---------- Input

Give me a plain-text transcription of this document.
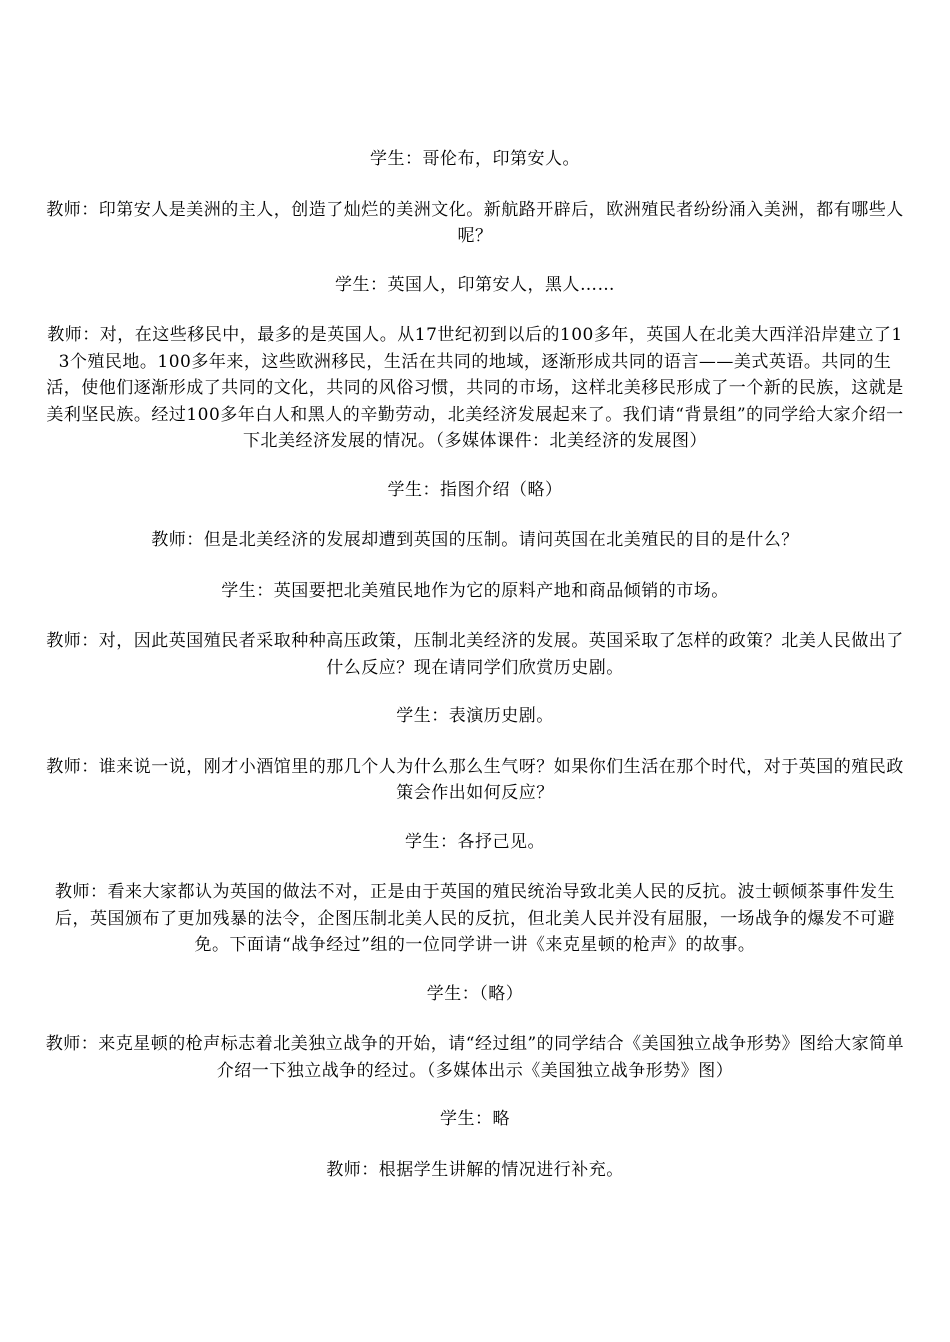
学生：哥伦布，印第安人。

教师：印第安人是美洲的主人，创造了灿烂的美洲文化。新航路开辟后，欧洲殖民者纷纷涌入美洲，都有哪些人呢？

学生：英国人，印第安人，黑人……

教师：对，在这些移民中，最多的是英国人。从17世纪初到以后的100多年，英国人在北美大西洋沿岸建立了13个殖民地。100多年来，这些欧洲移民，生活在共同的地域，逐渐形成共同的语言——美式英语。共同的生活，使他们逐渐形成了共同的文化，共同的风俗习惯，共同的市场，这样北美移民形成了一个新的民族，这就是美利坚民族。经过100多年白人和黑人的辛勤劳动，北美经济发展起来了。我们请“背景组”的同学给大家介绍一下北美经济发展的情况。（多媒体课件：北美经济的发展图）

学生：指图介绍（略）

教师：但是北美经济的发展却遭到英国的压制。请问英国在北美殖民的目的是什么？

学生：英国要把北美殖民地作为它的原料产地和商品倾销的市场。

教师：对，因此英国殖民者采取种种高压政策，压制北美经济的发展。英国采取了怎样的政策？北美人民做出了什么反应？现在请同学们欣赏历史剧。

学生：表演历史剧。

教师：谁来说一说，刚才小酒馆里的那几个人为什么那么生气呀？如果你们生活在那个时代，对于英国的殖民政策会作出如何反应？

学生：各抒己见。

教师：看来大家都认为英国的做法不对，正是由于英国的殖民统治导致北美人民的反抗。波士顿倾茶事件发生后，英国颁布了更加残暴的法令，企图压制北美人民的反抗，但北美人民并没有屈服，一场战争的爆发不可避免。下面请“战争经过”组的一位同学讲一讲《来克星顿的枪声》的故事。

学生：（略）

教师：来克星顿的枪声标志着北美独立战争的开始，请“经过组”的同学结合《美国独立战争形势》图给大家简单介绍一下独立战争的经过。（多媒体出示《美国独立战争形势》图）

学生：略

教师：根据学生讲解的情况进行补充。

--------------------

# [Stated problem]
Transcribe the material as is, with images omitted.

# [Final answer]
Give me a plain-text transcription of this document.
学生：哥伦布，印第安人。

教师：印第安人是美洲的主人，创造了灿烂的美洲文化。新航路开辟后，欧洲殖民者纷纷涌入美洲，都有哪些人呢？

学生：英国人，印第安人，黑人……

教师：对，在这些移民中，最多的是英国人。从17世纪初到以后的100多年，英国人在北美大西洋沿岸建立了13个殖民地。100多年来，这些欧洲移民，生活在共同的地域，逐渐形成共同的语言——美式英语。共同的生活，使他们逐渐形成了共同的文化，共同的风俗习惯，共同的市场，这样北美移民形成了一个新的民族，这就是美利坚民族。经过100多年白人和黑人的辛勤劳动，北美经济发展起来了。我们请“背景组”的同学给大家介绍一下北美经济发展的情况。（多媒体课件：北美经济的发展图）

学生：指图介绍（略）

教师：但是北美经济的发展却遭到英国的压制。请问英国在北美殖民的目的是什么？

学生：英国要把北美殖民地作为它的原料产地和商品倾销的市场。

教师：对，因此英国殖民者采取种种高压政策，压制北美经济的发展。英国采取了怎样的政策？北美人民做出了什么反应？现在请同学们欣赏历史剧。

学生：表演历史剧。

教师：谁来说一说，刚才小酒馆里的那几个人为什么那么生气呀？如果你们生活在那个时代，对于英国的殖民政策会作出如何反应？

学生：各抒己见。

教师：看来大家都认为英国的做法不对，正是由于英国的殖民统治导致北美人民的反抗。波士顿倾茶事件发生后，英国颁布了更加残暴的法令，企图压制北美人民的反抗，但北美人民并没有屈服，一场战争的爆发不可避免。下面请“战争经过”组的一位同学讲一讲《来克星顿的枪声》的故事。

学生：（略）

教师：来克星顿的枪声标志着北美独立战争的开始，请“经过组”的同学结合《美国独立战争形势》图给大家简单介绍一下独立战争的经过。（多媒体出示《美国独立战争形势》图）

学生：略

教师：根据学生讲解的情况进行补充。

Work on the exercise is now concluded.